> Exercise
Can you pull out each line of the data below that includes the word "Parse"?

> Available records

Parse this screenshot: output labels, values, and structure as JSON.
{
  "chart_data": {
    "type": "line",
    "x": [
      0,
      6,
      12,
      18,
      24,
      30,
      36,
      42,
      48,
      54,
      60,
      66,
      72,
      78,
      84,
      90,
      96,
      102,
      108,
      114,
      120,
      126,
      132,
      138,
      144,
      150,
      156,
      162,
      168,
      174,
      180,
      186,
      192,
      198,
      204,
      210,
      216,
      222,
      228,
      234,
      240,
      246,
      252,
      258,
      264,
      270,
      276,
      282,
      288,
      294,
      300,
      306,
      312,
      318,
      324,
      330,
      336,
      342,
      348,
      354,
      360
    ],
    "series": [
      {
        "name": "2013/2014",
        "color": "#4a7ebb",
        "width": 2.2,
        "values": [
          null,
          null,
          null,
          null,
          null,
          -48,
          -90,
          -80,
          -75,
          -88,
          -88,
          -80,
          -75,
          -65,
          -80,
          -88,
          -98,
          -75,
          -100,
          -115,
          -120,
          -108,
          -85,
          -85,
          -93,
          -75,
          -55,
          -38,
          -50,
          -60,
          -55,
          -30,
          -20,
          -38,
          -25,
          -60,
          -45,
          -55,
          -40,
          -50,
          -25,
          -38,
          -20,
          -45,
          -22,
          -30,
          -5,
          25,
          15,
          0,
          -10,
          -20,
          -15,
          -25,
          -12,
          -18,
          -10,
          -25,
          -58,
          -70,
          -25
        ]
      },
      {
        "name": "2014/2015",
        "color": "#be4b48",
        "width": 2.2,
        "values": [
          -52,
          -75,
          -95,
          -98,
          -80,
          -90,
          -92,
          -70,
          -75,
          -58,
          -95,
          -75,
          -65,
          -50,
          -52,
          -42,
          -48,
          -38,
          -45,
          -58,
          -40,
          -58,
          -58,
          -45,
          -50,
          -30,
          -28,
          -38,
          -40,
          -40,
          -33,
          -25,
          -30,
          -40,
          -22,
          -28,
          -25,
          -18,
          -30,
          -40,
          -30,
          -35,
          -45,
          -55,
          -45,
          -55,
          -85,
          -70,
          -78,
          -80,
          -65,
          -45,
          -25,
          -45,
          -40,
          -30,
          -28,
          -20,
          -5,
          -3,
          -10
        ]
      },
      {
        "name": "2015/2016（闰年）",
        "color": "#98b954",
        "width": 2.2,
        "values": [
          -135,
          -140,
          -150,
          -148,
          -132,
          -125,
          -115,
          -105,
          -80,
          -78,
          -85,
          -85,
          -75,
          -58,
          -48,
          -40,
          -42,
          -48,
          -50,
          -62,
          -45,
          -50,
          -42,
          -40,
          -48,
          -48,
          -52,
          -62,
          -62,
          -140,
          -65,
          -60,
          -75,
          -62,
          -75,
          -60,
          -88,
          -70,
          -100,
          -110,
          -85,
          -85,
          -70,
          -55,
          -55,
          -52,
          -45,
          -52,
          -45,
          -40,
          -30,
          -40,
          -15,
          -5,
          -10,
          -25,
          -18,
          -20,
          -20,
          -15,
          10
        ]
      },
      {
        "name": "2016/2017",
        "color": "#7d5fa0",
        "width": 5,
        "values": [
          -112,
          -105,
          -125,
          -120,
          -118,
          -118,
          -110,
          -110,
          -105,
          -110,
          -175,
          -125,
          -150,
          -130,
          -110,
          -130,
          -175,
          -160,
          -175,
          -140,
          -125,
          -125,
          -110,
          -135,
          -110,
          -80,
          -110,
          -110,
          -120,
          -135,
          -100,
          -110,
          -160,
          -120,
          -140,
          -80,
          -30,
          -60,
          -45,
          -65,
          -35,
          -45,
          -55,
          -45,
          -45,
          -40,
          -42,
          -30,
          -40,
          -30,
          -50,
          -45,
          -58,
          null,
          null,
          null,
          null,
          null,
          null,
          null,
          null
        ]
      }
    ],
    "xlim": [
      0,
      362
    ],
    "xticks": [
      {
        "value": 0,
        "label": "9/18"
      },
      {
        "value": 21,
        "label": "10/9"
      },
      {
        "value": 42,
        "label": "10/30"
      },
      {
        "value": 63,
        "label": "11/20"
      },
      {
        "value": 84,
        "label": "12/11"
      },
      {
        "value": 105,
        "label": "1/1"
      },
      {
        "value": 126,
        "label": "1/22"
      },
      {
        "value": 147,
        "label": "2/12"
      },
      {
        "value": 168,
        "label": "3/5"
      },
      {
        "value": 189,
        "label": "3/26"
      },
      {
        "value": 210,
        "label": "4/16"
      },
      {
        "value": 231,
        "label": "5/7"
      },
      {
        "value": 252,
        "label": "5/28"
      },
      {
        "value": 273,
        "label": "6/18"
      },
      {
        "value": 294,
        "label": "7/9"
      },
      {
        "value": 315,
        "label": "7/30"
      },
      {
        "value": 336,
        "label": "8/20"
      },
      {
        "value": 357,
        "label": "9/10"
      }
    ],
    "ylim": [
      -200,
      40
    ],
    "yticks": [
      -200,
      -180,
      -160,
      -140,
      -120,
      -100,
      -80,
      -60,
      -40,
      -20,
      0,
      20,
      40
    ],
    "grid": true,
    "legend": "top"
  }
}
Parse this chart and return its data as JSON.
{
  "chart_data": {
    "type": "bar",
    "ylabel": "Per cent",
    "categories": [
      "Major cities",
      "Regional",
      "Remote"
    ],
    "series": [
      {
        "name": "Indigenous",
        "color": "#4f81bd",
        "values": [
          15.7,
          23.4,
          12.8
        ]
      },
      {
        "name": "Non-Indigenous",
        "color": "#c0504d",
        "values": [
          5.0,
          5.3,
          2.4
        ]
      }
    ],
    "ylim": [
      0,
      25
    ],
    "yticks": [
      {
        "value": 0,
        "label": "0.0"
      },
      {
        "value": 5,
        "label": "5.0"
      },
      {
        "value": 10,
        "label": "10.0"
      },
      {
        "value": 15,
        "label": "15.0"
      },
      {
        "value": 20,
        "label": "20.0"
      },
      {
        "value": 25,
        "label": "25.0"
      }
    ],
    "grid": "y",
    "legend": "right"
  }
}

> Written solution
Parse this screenshot: output labels, values, and structure as JSON.
Parse this chart and return its data as JSON.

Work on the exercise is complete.